- [Some records]
========

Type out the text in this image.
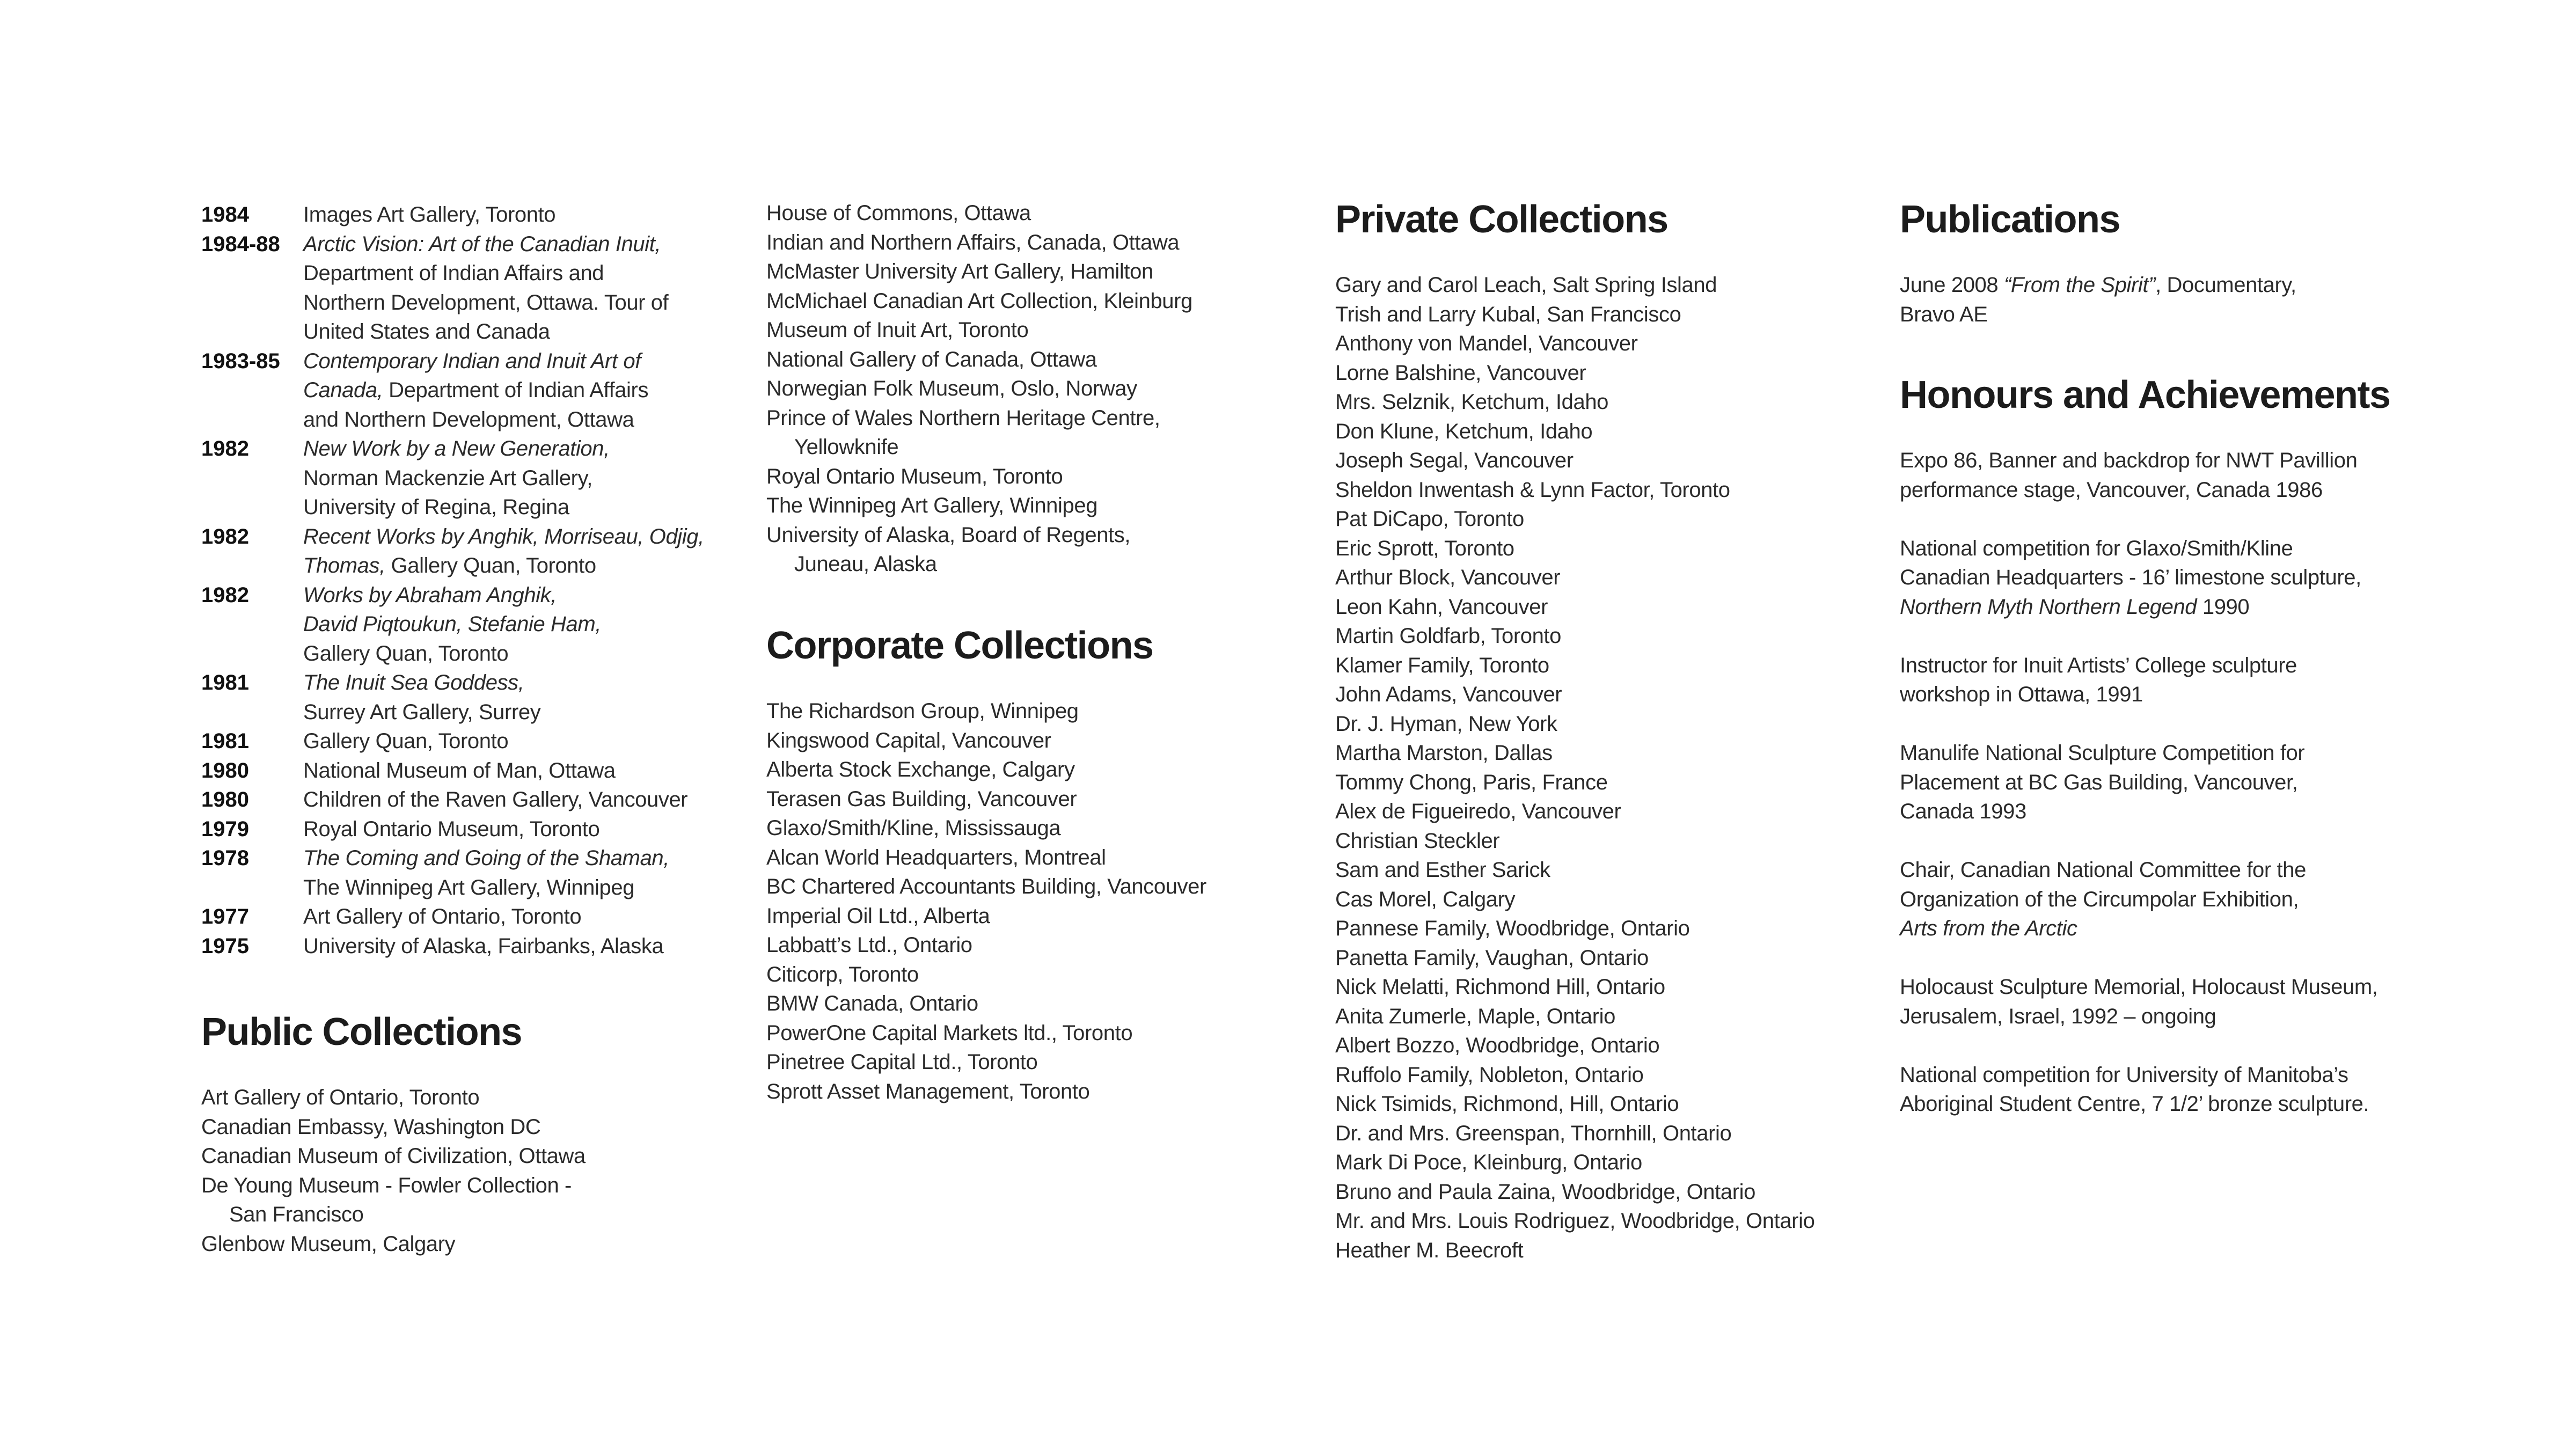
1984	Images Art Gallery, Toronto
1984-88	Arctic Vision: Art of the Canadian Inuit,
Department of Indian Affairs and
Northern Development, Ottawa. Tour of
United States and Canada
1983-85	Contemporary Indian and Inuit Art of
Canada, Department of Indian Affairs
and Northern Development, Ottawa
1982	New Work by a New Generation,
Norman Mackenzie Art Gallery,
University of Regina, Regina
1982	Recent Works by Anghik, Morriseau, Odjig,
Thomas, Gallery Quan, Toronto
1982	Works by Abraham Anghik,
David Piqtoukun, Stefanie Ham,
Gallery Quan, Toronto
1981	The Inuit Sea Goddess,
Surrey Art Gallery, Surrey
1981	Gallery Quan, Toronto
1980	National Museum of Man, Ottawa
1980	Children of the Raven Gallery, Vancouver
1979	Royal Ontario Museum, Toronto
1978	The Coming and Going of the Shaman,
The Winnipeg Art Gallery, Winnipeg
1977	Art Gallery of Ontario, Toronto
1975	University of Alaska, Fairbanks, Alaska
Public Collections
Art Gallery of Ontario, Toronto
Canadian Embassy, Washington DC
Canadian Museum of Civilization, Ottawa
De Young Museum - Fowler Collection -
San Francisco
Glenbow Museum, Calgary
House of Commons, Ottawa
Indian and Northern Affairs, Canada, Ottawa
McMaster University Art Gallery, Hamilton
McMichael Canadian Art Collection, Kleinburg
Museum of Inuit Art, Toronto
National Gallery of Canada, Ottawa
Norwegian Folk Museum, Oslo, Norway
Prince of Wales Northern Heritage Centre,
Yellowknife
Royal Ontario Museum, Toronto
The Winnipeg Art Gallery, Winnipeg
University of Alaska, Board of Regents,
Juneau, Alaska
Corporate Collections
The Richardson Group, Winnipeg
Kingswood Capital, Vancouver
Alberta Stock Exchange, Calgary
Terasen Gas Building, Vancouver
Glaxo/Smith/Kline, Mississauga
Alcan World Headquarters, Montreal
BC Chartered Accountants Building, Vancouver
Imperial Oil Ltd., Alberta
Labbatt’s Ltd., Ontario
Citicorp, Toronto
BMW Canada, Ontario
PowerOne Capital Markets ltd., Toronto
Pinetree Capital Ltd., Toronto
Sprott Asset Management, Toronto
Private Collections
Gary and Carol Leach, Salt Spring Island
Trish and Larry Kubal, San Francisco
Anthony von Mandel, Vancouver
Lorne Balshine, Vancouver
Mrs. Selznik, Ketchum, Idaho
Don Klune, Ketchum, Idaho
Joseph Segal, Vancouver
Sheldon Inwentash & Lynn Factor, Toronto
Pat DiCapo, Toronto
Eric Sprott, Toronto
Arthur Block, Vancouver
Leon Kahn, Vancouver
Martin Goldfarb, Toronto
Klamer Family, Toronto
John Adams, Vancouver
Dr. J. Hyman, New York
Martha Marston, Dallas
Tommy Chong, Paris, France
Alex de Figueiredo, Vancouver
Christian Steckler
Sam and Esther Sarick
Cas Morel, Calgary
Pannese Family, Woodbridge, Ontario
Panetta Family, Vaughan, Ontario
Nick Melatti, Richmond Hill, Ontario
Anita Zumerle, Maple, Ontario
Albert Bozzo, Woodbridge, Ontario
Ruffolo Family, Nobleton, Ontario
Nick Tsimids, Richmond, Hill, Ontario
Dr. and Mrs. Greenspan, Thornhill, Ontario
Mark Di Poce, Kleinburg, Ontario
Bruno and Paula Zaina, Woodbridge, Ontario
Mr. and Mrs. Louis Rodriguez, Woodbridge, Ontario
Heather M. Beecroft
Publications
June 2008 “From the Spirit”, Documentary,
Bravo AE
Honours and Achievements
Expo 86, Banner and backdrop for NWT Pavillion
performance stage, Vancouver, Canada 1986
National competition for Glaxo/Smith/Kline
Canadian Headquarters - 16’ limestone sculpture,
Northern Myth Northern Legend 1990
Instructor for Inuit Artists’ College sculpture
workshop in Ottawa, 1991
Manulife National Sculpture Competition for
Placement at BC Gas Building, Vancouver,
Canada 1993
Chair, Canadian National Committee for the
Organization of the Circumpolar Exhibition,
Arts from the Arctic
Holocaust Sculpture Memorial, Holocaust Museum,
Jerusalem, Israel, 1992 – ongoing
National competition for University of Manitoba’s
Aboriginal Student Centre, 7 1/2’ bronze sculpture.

========

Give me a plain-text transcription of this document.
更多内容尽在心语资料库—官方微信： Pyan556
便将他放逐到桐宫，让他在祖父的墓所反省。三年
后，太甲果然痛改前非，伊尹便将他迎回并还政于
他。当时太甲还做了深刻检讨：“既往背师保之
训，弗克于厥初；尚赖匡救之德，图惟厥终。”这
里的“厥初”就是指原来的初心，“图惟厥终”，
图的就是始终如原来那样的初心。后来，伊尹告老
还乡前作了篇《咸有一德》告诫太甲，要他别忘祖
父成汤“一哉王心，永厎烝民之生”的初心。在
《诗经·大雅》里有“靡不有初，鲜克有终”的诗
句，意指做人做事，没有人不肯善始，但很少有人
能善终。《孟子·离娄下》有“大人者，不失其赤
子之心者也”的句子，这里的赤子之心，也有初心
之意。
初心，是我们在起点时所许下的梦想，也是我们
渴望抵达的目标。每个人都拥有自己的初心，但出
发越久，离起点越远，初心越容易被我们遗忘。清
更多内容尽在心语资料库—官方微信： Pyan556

========

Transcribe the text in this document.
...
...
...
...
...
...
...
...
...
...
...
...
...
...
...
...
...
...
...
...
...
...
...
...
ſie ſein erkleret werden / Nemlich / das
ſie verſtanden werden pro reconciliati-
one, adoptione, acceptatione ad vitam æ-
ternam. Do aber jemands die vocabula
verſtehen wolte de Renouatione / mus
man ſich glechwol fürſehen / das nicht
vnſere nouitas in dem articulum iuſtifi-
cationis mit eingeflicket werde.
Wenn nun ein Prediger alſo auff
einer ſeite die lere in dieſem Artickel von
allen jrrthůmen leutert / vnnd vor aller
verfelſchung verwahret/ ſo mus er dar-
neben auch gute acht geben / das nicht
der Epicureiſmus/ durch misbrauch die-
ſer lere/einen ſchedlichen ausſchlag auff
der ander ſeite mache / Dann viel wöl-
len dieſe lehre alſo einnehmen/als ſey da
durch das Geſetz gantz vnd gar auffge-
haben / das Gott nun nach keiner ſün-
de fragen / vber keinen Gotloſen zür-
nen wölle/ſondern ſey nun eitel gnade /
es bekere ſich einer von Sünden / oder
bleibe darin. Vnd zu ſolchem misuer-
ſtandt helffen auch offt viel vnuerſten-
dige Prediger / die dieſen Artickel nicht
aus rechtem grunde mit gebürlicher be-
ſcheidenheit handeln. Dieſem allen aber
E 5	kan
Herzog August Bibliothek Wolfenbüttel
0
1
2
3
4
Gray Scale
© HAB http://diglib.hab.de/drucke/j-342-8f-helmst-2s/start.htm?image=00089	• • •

========

- [PROBLEM TO WORK ON]
Within the entries above, report how many lines include "Glaxo", and keep the answer to the number.

- [SOLUTION]
2